Entries taken from a collection:

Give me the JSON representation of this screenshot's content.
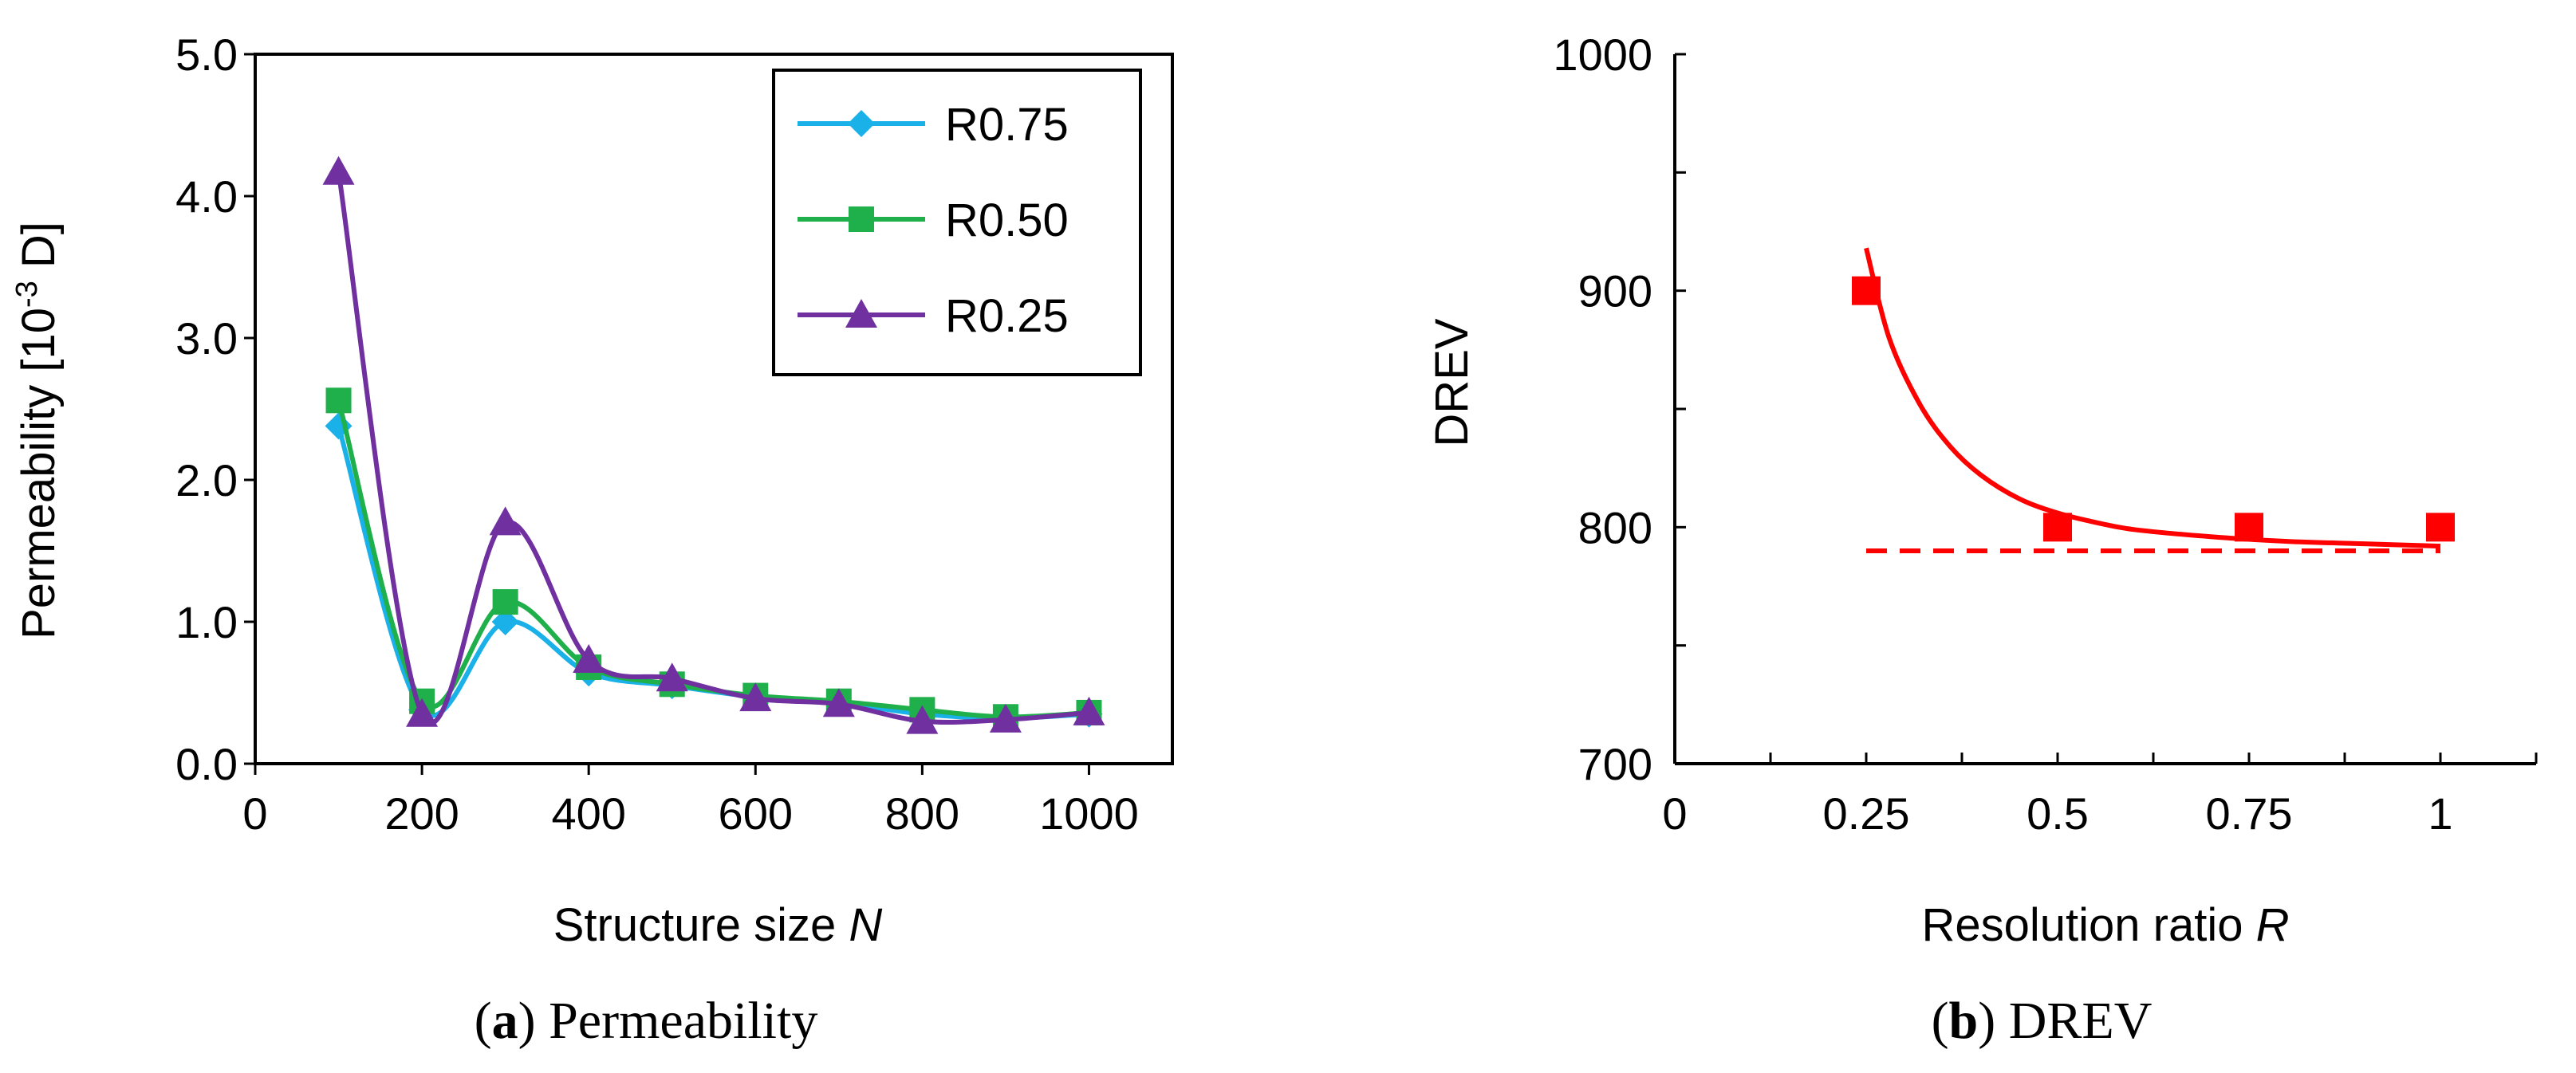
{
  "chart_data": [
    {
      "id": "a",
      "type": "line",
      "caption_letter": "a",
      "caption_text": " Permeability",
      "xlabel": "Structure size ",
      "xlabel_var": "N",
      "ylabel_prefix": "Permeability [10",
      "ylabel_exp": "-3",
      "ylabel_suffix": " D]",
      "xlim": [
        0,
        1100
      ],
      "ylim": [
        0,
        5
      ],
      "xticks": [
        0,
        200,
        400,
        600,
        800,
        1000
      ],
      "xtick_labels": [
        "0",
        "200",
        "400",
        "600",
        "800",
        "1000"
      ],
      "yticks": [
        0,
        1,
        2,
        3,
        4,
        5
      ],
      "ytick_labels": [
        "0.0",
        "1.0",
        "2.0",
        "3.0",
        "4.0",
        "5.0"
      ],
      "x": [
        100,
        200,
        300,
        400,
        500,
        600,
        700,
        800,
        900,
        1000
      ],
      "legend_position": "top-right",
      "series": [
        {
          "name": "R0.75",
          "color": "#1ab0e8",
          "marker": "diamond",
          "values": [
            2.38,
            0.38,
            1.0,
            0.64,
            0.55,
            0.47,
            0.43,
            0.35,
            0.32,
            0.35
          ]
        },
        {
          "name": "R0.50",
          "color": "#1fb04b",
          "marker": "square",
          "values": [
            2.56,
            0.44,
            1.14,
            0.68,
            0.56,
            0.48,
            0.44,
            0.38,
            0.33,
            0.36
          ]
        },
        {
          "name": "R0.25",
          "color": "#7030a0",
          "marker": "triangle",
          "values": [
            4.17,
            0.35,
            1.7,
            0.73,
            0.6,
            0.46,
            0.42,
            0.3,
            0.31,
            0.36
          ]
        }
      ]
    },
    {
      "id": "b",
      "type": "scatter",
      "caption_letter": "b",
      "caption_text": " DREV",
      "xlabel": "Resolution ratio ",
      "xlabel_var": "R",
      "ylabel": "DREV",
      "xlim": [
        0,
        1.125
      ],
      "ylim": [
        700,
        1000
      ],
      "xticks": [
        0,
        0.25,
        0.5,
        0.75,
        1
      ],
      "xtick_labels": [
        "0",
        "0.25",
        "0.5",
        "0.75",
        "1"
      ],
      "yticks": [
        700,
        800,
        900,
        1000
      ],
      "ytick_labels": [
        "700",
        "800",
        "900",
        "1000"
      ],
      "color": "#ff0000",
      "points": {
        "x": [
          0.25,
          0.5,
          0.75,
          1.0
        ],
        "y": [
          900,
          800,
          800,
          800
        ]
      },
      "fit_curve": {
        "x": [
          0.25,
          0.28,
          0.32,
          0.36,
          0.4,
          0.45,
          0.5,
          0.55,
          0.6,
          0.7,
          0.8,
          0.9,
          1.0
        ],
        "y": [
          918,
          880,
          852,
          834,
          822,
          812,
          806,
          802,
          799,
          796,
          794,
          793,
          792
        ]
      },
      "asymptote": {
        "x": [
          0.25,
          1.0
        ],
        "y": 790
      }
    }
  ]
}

**What you should do**
Pull out each line of the listing that holds the string "Permeability".

**Complete answer**
      "caption_text": " Permeability",
      "ylabel_prefix": "Permeability [10",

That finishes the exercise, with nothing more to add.